→ **EXERCISE DIRECTIONS**
Within the material below, find each line bearing the word "Indigencia" and present it.

Items from a figure collection:
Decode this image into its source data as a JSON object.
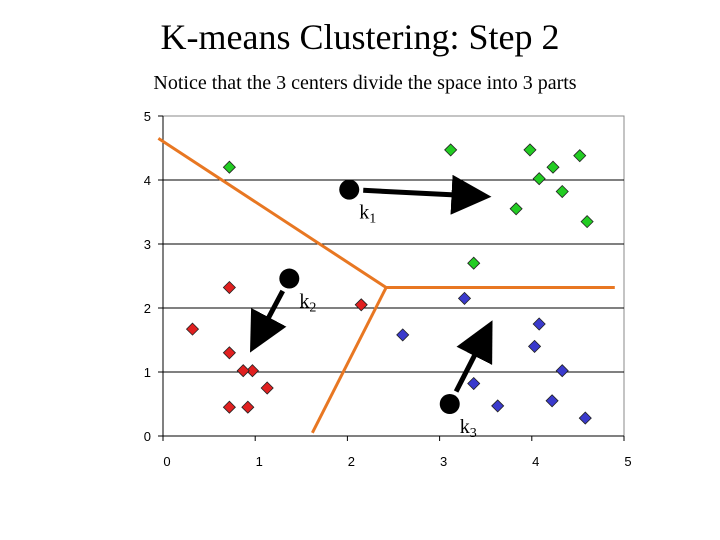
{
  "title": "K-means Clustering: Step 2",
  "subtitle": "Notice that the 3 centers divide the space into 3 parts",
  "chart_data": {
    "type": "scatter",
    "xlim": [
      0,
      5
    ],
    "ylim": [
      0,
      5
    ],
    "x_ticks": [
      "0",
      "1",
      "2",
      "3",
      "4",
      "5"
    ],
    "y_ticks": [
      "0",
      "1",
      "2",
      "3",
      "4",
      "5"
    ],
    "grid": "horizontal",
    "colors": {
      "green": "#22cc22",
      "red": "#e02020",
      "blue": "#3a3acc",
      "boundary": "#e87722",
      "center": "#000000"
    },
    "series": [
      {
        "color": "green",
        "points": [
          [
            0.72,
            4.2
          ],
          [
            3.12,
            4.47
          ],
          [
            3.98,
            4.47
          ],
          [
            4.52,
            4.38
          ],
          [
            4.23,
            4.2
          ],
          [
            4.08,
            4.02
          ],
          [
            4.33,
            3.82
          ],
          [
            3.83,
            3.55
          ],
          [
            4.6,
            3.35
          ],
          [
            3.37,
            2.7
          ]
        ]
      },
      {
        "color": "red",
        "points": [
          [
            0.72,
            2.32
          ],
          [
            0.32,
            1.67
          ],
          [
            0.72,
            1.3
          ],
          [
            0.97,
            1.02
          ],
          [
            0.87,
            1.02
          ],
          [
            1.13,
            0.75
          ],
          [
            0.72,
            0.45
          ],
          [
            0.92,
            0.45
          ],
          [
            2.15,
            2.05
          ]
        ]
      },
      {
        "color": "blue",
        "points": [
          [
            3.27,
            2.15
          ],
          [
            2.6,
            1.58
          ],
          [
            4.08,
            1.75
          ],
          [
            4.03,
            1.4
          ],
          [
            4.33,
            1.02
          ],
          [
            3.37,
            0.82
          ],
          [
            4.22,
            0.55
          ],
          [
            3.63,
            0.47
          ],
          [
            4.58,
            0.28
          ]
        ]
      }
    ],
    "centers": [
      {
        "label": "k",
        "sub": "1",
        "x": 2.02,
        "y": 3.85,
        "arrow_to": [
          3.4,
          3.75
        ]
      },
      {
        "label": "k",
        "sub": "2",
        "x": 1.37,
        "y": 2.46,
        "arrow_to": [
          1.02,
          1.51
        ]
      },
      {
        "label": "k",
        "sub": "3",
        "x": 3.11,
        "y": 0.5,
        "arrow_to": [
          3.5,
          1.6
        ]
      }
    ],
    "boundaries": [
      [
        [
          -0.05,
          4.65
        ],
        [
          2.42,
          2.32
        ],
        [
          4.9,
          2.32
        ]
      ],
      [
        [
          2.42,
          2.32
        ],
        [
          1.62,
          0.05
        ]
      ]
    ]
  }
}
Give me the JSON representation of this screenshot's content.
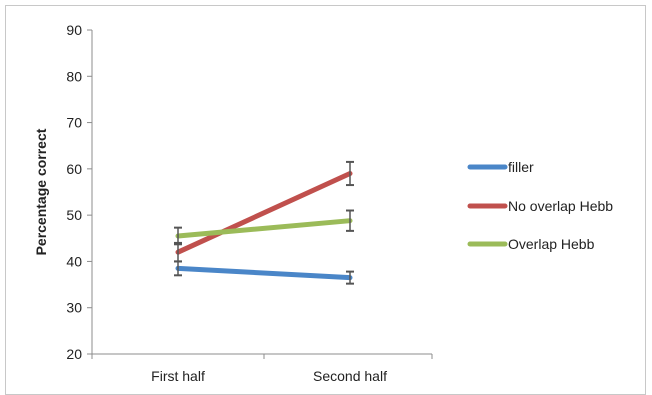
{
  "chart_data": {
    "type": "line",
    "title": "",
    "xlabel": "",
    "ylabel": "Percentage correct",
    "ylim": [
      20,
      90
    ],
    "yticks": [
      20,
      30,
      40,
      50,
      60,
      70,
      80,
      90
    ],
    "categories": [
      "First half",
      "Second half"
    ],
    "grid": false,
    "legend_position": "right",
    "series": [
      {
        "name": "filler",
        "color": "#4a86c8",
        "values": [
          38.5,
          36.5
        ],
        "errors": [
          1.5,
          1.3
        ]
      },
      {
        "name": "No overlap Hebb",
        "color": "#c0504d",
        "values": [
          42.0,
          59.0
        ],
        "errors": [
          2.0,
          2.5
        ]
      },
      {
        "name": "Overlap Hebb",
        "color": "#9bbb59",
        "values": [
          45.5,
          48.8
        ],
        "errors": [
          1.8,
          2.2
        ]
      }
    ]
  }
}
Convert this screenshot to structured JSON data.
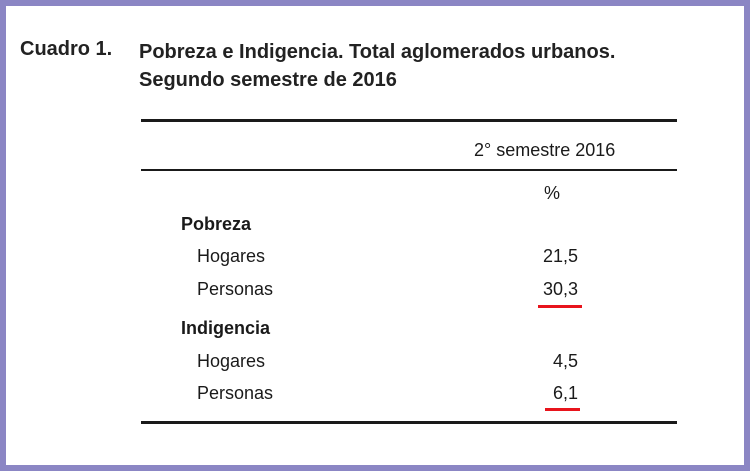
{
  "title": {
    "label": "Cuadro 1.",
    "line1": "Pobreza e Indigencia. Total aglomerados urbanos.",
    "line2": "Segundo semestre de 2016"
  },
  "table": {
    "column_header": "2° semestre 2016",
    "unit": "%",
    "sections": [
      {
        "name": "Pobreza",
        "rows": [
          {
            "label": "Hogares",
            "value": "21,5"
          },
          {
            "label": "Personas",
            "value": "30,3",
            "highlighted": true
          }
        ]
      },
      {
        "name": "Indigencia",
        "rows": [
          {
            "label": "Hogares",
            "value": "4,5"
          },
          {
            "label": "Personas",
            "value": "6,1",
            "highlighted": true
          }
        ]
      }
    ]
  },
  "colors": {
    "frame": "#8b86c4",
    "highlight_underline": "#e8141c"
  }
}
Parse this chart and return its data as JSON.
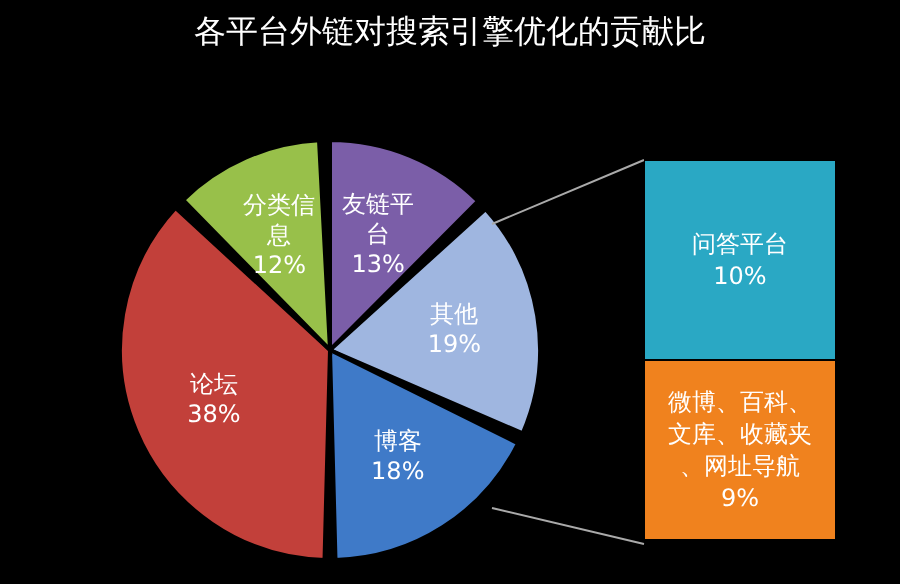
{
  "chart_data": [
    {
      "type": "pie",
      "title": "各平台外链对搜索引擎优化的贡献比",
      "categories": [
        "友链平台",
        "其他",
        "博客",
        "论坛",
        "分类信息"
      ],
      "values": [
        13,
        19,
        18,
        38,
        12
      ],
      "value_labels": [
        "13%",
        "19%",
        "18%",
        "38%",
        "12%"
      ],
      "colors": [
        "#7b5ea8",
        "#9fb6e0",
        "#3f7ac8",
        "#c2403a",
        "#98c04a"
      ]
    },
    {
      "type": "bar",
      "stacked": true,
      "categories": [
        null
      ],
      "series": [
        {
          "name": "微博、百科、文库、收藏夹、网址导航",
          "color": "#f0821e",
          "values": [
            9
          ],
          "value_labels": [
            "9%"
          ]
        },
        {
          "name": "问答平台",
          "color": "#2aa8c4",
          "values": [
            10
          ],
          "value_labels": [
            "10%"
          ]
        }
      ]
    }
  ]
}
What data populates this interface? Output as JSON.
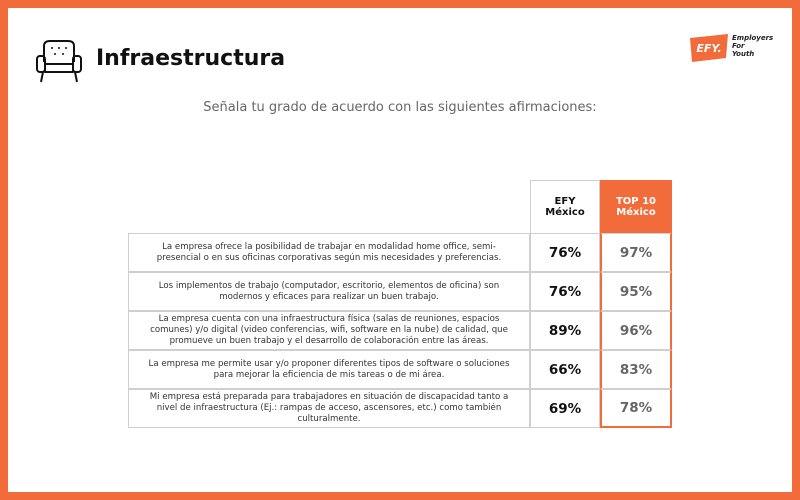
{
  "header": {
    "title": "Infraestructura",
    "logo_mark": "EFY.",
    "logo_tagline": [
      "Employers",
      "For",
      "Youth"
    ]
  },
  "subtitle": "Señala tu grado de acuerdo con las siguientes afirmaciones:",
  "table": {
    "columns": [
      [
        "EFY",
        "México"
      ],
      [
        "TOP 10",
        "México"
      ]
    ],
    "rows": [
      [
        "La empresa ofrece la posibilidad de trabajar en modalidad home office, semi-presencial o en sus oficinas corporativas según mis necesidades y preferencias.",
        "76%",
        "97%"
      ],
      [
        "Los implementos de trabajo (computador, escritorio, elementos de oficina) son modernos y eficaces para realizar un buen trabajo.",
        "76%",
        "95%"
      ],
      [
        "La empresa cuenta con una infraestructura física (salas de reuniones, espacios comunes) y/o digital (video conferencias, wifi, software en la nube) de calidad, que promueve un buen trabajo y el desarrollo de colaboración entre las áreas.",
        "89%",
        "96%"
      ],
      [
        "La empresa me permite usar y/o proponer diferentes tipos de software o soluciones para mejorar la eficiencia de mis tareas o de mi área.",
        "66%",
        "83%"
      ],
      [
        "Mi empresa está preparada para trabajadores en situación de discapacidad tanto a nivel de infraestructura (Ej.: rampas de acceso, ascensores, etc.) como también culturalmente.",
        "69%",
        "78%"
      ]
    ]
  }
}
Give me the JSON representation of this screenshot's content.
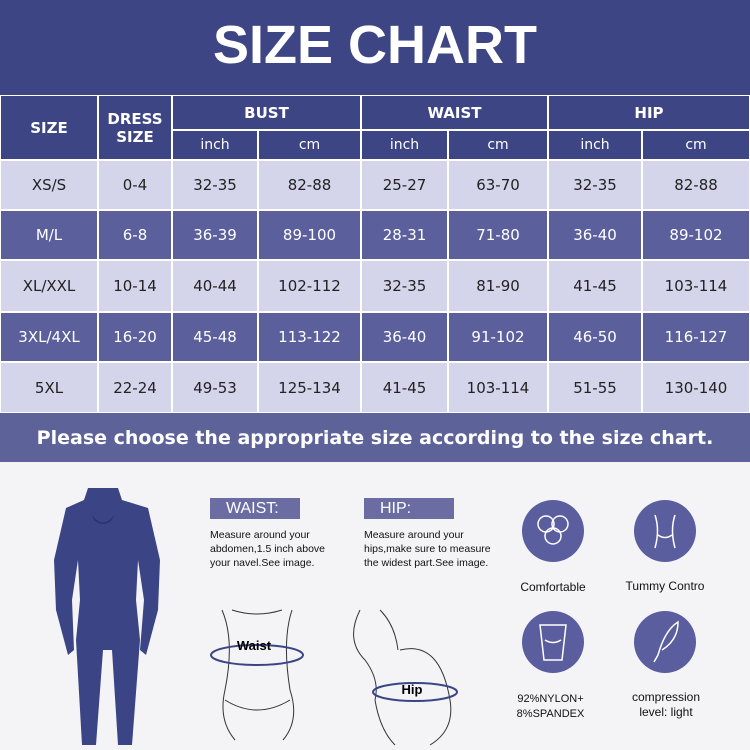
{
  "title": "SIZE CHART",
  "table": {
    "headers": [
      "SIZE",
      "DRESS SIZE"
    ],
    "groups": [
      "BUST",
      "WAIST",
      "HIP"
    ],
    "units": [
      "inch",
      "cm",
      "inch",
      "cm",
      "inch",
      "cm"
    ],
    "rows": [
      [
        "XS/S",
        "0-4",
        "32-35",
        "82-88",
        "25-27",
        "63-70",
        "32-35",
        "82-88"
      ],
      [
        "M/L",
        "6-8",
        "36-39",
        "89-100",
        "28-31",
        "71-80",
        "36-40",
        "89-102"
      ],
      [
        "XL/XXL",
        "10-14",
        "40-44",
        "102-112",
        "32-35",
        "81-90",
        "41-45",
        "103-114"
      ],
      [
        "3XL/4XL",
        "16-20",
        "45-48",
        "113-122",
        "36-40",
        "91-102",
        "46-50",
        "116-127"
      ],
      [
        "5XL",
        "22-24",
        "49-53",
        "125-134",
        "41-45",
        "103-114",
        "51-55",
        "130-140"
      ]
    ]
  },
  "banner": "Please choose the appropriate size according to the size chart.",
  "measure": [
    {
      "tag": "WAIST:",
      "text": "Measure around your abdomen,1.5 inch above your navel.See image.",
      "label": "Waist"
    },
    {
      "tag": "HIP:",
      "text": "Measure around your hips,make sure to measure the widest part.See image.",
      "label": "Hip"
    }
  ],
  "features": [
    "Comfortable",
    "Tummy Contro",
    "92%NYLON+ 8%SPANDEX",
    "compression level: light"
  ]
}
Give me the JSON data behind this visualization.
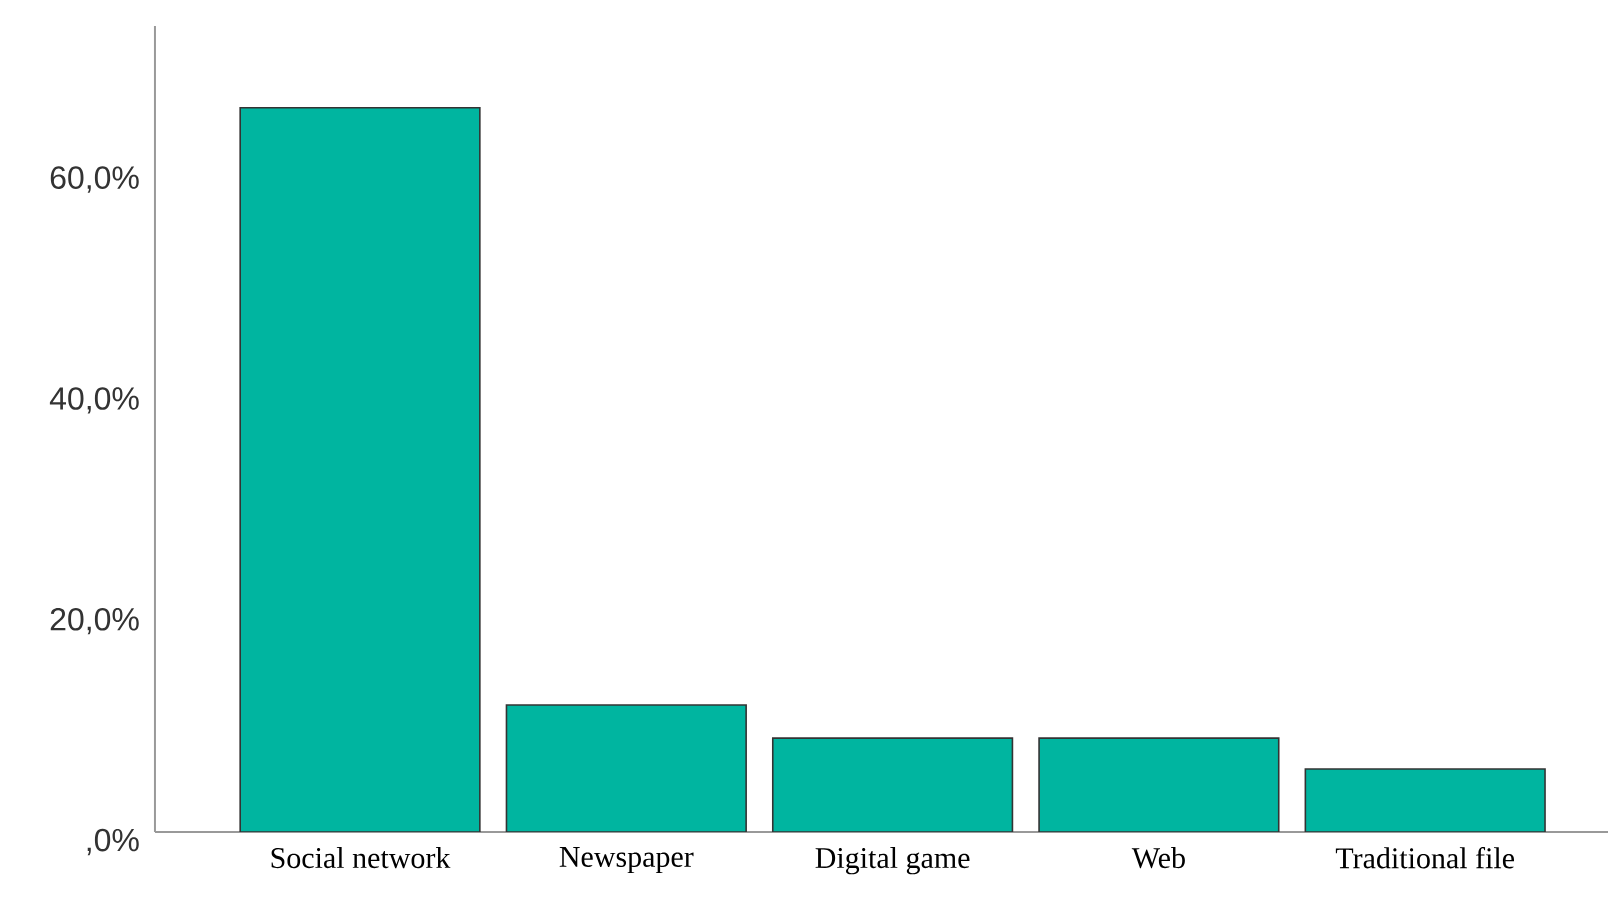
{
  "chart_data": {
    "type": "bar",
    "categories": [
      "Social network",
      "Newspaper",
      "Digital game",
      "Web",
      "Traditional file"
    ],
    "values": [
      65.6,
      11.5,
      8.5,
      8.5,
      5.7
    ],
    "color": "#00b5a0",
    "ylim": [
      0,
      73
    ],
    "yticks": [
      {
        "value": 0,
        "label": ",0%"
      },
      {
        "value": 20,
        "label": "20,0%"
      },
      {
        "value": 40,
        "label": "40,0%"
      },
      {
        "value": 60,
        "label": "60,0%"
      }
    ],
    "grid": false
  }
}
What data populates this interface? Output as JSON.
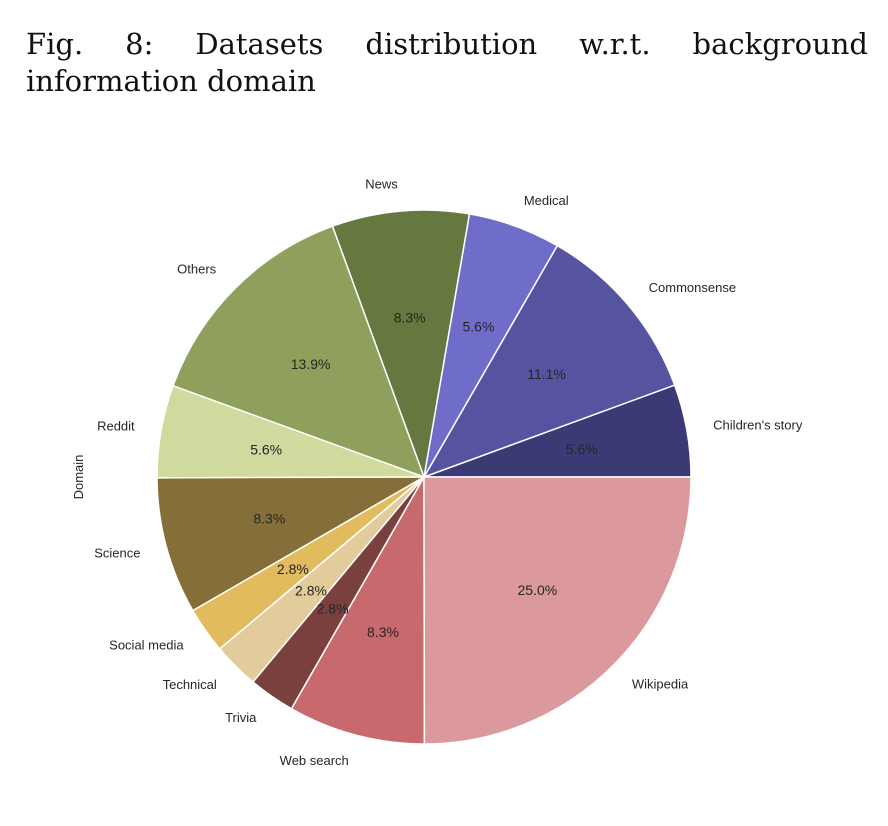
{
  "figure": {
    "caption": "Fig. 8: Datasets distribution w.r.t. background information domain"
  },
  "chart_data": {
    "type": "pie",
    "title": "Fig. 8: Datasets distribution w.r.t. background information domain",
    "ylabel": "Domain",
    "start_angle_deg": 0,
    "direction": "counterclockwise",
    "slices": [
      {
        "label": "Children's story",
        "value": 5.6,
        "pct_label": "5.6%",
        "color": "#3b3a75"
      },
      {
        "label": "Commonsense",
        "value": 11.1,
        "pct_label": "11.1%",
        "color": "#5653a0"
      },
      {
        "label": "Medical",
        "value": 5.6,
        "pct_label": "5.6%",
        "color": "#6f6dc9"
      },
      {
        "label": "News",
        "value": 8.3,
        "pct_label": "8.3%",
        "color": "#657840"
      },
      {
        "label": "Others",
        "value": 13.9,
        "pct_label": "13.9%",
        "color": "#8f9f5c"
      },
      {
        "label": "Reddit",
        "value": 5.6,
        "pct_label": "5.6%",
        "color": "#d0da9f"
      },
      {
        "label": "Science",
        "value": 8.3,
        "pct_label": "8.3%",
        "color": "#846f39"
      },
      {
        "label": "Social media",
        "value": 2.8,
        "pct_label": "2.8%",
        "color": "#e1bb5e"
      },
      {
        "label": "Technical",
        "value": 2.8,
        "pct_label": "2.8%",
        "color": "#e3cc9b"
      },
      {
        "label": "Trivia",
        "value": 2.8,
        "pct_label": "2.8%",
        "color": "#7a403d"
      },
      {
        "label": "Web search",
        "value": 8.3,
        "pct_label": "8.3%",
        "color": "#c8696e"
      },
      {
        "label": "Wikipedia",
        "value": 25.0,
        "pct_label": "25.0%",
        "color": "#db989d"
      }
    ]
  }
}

→ **ANSWER IN FULL**
    "line1": "Pobreza e Indigencia. Total aglomerados urbanos.",
        "name": "Indigencia",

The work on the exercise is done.